Data excerpts:
■ ■ ■

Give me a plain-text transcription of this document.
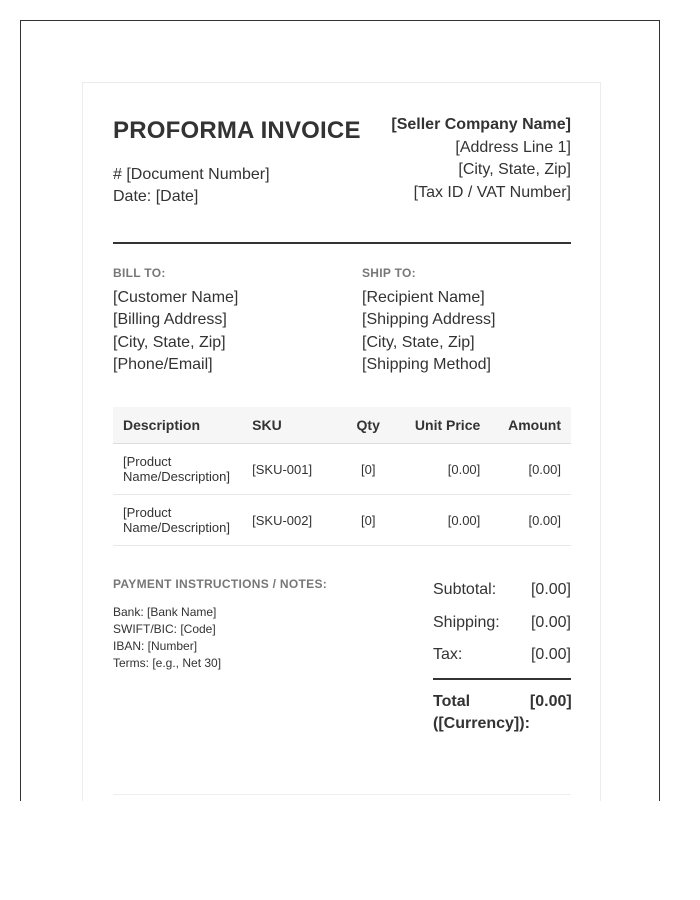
PROFORMA INVOICE
# [Document Number]
Date: [Date]
[Seller Company Name]
[Address Line 1]
[City, State, Zip]
[Tax ID / VAT Number]
BILL TO:
[Customer Name]
[Billing Address]
[City, State, Zip]
[Phone/Email]
SHIP TO:
[Recipient Name]
[Shipping Address]
[City, State, Zip]
[Shipping Method]
Description	SKU	Qty	Unit Price	Amount
[Product Name/Description]	[SKU-001]	[0]	[0.00]	[0.00]
[Product Name/Description]	[SKU-002]	[0]	[0.00]	[0.00]
PAYMENT INSTRUCTIONS / NOTES:
Bank: [Bank Name]
SWIFT/BIC: [Code]
IBAN: [Number]
Terms: [e.g., Net 30]
Subtotal: [0.00]
Shipping: [0.00]
Tax:	[0.00]
Total ([Currency]):
[0.00]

■ ■ ■

AIM OF THE EXERCISE: List every line from the entries above in which "Address" appears.

CORRECT OUTPUT:
[Address Line 1]
[Billing Address]
[Shipping Address]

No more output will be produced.